» PROMPT
Reproduce all of the material word for word.

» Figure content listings
-*-

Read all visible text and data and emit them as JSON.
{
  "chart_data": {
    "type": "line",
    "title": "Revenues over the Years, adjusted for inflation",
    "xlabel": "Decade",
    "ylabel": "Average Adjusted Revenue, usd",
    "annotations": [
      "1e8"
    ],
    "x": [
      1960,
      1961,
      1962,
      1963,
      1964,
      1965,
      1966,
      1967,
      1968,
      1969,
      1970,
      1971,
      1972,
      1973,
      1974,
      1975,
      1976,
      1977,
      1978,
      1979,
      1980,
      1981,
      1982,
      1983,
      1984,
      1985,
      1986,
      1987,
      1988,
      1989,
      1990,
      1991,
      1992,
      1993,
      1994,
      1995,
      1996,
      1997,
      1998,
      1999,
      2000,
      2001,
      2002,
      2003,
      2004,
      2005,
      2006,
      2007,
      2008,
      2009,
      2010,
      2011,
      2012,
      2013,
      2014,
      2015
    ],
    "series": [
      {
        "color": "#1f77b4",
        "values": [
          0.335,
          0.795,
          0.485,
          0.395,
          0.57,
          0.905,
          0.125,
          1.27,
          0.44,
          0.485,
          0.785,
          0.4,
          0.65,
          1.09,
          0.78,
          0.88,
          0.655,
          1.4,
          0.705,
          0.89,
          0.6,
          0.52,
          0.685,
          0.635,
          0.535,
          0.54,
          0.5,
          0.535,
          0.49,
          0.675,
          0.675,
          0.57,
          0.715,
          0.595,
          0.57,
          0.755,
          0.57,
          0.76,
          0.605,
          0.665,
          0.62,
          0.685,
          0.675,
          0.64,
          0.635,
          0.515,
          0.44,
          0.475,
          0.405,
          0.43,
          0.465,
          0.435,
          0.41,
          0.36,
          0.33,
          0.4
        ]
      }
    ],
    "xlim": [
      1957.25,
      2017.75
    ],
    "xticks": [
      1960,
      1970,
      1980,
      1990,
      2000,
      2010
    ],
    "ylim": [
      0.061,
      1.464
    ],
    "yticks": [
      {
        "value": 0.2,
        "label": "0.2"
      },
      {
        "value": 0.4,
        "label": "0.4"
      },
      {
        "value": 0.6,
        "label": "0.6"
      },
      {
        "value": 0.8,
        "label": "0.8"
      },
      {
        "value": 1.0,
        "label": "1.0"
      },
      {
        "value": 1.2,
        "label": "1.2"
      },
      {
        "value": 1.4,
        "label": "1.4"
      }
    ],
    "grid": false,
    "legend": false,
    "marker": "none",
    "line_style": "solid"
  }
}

-*-

» RESULT OF THIS TASK
Read all visible text and data and emit them as JSON.
{
  "chart_data": {
    "type": "line",
    "title": "Revenues over the Years, adjusted for inflation",
    "xlabel": "Decade",
    "ylabel": "Average Adjusted Revenue, usd",
    "annotations": [
      "1e8"
    ],
    "x": [
      1960,
      1961,
      1962,
      1963,
      1964,
      1965,
      1966,
      1967,
      1968,
      1969,
      1970,
      1971,
      1972,
      1973,
      1974,
      1975,
      1976,
      1977,
      1978,
      1979,
      1980,
      1981,
      1982,
      1983,
      1984,
      1985,
      1986,
      1987,
      1988,
      1989,
      1990,
      1991,
      1992,
      1993,
      1994,
      1995,
      1996,
      1997,
      1998,
      1999,
      2000,
      2001,
      2002,
      2003,
      2004,
      2005,
      2006,
      2007,
      2008,
      2009,
      2010,
      2011,
      2012,
      2013,
      2014,
      2015
    ],
    "series": [
      {
        "color": "#1f77b4",
        "values": [
          0.335,
          0.795,
          0.485,
          0.395,
          0.57,
          0.905,
          0.125,
          1.27,
          0.44,
          0.485,
          0.785,
          0.4,
          0.65,
          1.09,
          0.78,
          0.88,
          0.655,
          1.4,
          0.705,
          0.89,
          0.6,
          0.52,
          0.685,
          0.635,
          0.535,
          0.54,
          0.5,
          0.535,
          0.49,
          0.675,
          0.675,
          0.57,
          0.715,
          0.595,
          0.57,
          0.755,
          0.57,
          0.76,
          0.605,
          0.665,
          0.62,
          0.685,
          0.675,
          0.64,
          0.635,
          0.515,
          0.44,
          0.475,
          0.405,
          0.43,
          0.465,
          0.435,
          0.41,
          0.36,
          0.33,
          0.4
        ]
      }
    ],
    "xlim": [
      1957.25,
      2017.75
    ],
    "xticks": [
      1960,
      1970,
      1980,
      1990,
      2000,
      2010
    ],
    "ylim": [
      0.061,
      1.464
    ],
    "yticks": [
      {
        "value": 0.2,
        "label": "0.2"
      },
      {
        "value": 0.4,
        "label": "0.4"
      },
      {
        "value": 0.6,
        "label": "0.6"
      },
      {
        "value": 0.8,
        "label": "0.8"
      },
      {
        "value": 1.0,
        "label": "1.0"
      },
      {
        "value": 1.2,
        "label": "1.2"
      },
      {
        "value": 1.4,
        "label": "1.4"
      }
    ],
    "grid": false,
    "legend": false,
    "marker": "none",
    "line_style": "solid"
  }
}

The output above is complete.